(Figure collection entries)
▬▬▬▬▬▬▬▬▬▬
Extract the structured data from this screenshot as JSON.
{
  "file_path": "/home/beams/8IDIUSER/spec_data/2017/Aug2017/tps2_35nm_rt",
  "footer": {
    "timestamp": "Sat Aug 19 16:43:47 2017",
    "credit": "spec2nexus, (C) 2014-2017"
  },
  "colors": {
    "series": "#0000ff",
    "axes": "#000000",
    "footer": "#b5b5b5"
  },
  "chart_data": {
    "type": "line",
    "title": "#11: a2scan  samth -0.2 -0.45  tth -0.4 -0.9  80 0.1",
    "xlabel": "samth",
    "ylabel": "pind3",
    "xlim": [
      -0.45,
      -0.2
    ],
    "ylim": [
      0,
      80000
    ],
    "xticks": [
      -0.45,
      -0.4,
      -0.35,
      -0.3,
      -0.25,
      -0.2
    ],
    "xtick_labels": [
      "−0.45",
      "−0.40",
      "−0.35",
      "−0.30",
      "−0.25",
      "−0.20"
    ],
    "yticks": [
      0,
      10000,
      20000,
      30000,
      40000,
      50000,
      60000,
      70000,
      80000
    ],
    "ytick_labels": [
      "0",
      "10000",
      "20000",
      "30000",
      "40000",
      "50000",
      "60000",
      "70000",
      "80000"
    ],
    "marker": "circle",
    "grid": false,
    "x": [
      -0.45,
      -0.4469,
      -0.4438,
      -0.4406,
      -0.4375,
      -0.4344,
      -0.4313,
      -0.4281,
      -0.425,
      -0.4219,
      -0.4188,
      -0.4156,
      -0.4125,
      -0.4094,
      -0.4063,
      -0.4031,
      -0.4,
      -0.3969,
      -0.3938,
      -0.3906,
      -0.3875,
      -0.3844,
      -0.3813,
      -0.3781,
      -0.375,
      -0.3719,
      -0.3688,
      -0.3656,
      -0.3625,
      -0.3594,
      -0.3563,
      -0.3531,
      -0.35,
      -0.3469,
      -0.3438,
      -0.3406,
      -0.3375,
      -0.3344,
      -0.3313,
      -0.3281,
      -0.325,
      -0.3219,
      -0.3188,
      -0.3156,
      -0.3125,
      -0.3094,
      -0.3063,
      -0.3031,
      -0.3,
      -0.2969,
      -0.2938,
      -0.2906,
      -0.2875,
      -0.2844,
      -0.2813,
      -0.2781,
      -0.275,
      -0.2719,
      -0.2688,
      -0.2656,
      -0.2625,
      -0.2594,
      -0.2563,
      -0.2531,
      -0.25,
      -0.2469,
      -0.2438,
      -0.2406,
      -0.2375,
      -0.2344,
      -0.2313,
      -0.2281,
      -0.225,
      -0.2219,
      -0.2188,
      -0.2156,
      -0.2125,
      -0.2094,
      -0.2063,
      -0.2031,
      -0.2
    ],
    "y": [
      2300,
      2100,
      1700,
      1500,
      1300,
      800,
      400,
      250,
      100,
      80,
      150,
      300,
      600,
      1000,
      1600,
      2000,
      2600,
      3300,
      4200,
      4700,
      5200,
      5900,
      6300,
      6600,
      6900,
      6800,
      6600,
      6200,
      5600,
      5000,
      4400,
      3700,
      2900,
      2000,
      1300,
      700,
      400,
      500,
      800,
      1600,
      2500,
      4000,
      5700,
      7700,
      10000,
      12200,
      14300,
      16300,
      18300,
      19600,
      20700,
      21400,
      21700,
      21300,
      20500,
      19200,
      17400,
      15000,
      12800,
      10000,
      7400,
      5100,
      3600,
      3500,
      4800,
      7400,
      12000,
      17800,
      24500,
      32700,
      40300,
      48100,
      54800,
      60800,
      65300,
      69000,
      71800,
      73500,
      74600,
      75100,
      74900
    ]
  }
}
▬▬▬▬▬▬▬▬▬▬
DO THIS: Copy out all the entries shown above, character for character.

WRITTEN RESPONSE:
Extract the structured data from this screenshot as JSON.
{
  "file_path": "/home/beams/8IDIUSER/spec_data/2017/Aug2017/tps2_35nm_rt",
  "footer": {
    "timestamp": "Sat Aug 19 16:43:47 2017",
    "credit": "spec2nexus, (C) 2014-2017"
  },
  "colors": {
    "series": "#0000ff",
    "axes": "#000000",
    "footer": "#b5b5b5"
  },
  "chart_data": {
    "type": "line",
    "title": "#11: a2scan  samth -0.2 -0.45  tth -0.4 -0.9  80 0.1",
    "xlabel": "samth",
    "ylabel": "pind3",
    "xlim": [
      -0.45,
      -0.2
    ],
    "ylim": [
      0,
      80000
    ],
    "xticks": [
      -0.45,
      -0.4,
      -0.35,
      -0.3,
      -0.25,
      -0.2
    ],
    "xtick_labels": [
      "−0.45",
      "−0.40",
      "−0.35",
      "−0.30",
      "−0.25",
      "−0.20"
    ],
    "yticks": [
      0,
      10000,
      20000,
      30000,
      40000,
      50000,
      60000,
      70000,
      80000
    ],
    "ytick_labels": [
      "0",
      "10000",
      "20000",
      "30000",
      "40000",
      "50000",
      "60000",
      "70000",
      "80000"
    ],
    "marker": "circle",
    "grid": false,
    "x": [
      -0.45,
      -0.4469,
      -0.4438,
      -0.4406,
      -0.4375,
      -0.4344,
      -0.4313,
      -0.4281,
      -0.425,
      -0.4219,
      -0.4188,
      -0.4156,
      -0.4125,
      -0.4094,
      -0.4063,
      -0.4031,
      -0.4,
      -0.3969,
      -0.3938,
      -0.3906,
      -0.3875,
      -0.3844,
      -0.3813,
      -0.3781,
      -0.375,
      -0.3719,
      -0.3688,
      -0.3656,
      -0.3625,
      -0.3594,
      -0.3563,
      -0.3531,
      -0.35,
      -0.3469,
      -0.3438,
      -0.3406,
      -0.3375,
      -0.3344,
      -0.3313,
      -0.3281,
      -0.325,
      -0.3219,
      -0.3188,
      -0.3156,
      -0.3125,
      -0.3094,
      -0.3063,
      -0.3031,
      -0.3,
      -0.2969,
      -0.2938,
      -0.2906,
      -0.2875,
      -0.2844,
      -0.2813,
      -0.2781,
      -0.275,
      -0.2719,
      -0.2688,
      -0.2656,
      -0.2625,
      -0.2594,
      -0.2563,
      -0.2531,
      -0.25,
      -0.2469,
      -0.2438,
      -0.2406,
      -0.2375,
      -0.2344,
      -0.2313,
      -0.2281,
      -0.225,
      -0.2219,
      -0.2188,
      -0.2156,
      -0.2125,
      -0.2094,
      -0.2063,
      -0.2031,
      -0.2
    ],
    "y": [
      2300,
      2100,
      1700,
      1500,
      1300,
      800,
      400,
      250,
      100,
      80,
      150,
      300,
      600,
      1000,
      1600,
      2000,
      2600,
      3300,
      4200,
      4700,
      5200,
      5900,
      6300,
      6600,
      6900,
      6800,
      6600,
      6200,
      5600,
      5000,
      4400,
      3700,
      2900,
      2000,
      1300,
      700,
      400,
      500,
      800,
      1600,
      2500,
      4000,
      5700,
      7700,
      10000,
      12200,
      14300,
      16300,
      18300,
      19600,
      20700,
      21400,
      21700,
      21300,
      20500,
      19200,
      17400,
      15000,
      12800,
      10000,
      7400,
      5100,
      3600,
      3500,
      4800,
      7400,
      12000,
      17800,
      24500,
      32700,
      40300,
      48100,
      54800,
      60800,
      65300,
      69000,
      71800,
      73500,
      74600,
      75100,
      74900
    ]
  }
}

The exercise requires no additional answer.